WHAT IS ASKED –
Write out each record again exactly as it stands.

═══

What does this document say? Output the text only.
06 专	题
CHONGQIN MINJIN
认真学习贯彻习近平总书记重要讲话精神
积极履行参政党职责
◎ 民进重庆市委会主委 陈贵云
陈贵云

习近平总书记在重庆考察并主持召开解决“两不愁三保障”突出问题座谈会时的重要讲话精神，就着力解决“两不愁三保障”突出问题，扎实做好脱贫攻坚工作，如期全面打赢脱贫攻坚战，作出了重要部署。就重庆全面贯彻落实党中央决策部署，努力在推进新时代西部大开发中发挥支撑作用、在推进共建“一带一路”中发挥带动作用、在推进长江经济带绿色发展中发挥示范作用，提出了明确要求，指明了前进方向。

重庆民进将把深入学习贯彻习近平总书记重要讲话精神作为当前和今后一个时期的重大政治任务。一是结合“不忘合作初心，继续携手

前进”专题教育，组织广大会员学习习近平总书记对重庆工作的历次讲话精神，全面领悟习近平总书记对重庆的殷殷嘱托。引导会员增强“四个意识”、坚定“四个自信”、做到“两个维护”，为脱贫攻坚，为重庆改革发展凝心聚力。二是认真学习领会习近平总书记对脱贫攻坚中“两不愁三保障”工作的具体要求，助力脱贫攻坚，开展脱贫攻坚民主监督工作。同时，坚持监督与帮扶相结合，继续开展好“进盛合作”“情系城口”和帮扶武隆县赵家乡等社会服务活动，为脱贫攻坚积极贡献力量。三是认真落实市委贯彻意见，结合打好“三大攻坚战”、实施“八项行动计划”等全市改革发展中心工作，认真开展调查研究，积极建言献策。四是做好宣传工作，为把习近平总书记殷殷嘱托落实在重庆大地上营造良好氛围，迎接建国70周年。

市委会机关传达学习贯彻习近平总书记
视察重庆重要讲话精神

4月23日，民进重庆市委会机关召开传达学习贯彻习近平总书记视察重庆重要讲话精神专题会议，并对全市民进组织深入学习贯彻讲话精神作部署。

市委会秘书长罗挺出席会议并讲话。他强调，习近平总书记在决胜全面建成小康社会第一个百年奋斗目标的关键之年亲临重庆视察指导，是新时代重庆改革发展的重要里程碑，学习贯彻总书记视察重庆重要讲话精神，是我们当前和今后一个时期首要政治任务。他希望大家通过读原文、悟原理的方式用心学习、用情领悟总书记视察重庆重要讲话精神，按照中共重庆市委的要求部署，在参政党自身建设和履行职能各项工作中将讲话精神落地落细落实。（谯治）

═══

WRITTEN ANSWER –
What does this document say? Output the text only.
06 专	题
CHONGQIN MINJIN
认真学习贯彻习近平总书记重要讲话精神
积极履行参政党职责
◎ 民进重庆市委会主委 陈贵云
陈贵云

习近平总书记在重庆考察并主持召开解决“两不愁三保障”突出问题座谈会时的重要讲话精神，就着力解决“两不愁三保障”突出问题，扎实做好脱贫攻坚工作，如期全面打赢脱贫攻坚战，作出了重要部署。就重庆全面贯彻落实党中央决策部署，努力在推进新时代西部大开发中发挥支撑作用、在推进共建“一带一路”中发挥带动作用、在推进长江经济带绿色发展中发挥示范作用，提出了明确要求，指明了前进方向。

重庆民进将把深入学习贯彻习近平总书记重要讲话精神作为当前和今后一个时期的重大政治任务。一是结合“不忘合作初心，继续携手

前进”专题教育，组织广大会员学习习近平总书记对重庆工作的历次讲话精神，全面领悟习近平总书记对重庆的殷殷嘱托。引导会员增强“四个意识”、坚定“四个自信”、做到“两个维护”，为脱贫攻坚，为重庆改革发展凝心聚力。二是认真学习领会习近平总书记对脱贫攻坚中“两不愁三保障”工作的具体要求，助力脱贫攻坚，开展脱贫攻坚民主监督工作。同时，坚持监督与帮扶相结合，继续开展好“进盛合作”“情系城口”和帮扶武隆县赵家乡等社会服务活动，为脱贫攻坚积极贡献力量。三是认真落实市委贯彻意见，结合打好“三大攻坚战”、实施“八项行动计划”等全市改革发展中心工作，认真开展调查研究，积极建言献策。四是做好宣传工作，为把习近平总书记殷殷嘱托落实在重庆大地上营造良好氛围，迎接建国70周年。

市委会机关传达学习贯彻习近平总书记
视察重庆重要讲话精神

4月23日，民进重庆市委会机关召开传达学习贯彻习近平总书记视察重庆重要讲话精神专题会议，并对全市民进组织深入学习贯彻讲话精神作部署。

市委会秘书长罗挺出席会议并讲话。他强调，习近平总书记在决胜全面建成小康社会第一个百年奋斗目标的关键之年亲临重庆视察指导，是新时代重庆改革发展的重要里程碑，学习贯彻总书记视察重庆重要讲话精神，是我们当前和今后一个时期首要政治任务。他希望大家通过读原文、悟原理的方式用心学习、用情领悟总书记视察重庆重要讲话精神，按照中共重庆市委的要求部署，在参政党自身建设和履行职能各项工作中将讲话精神落地落细落实。（谯治）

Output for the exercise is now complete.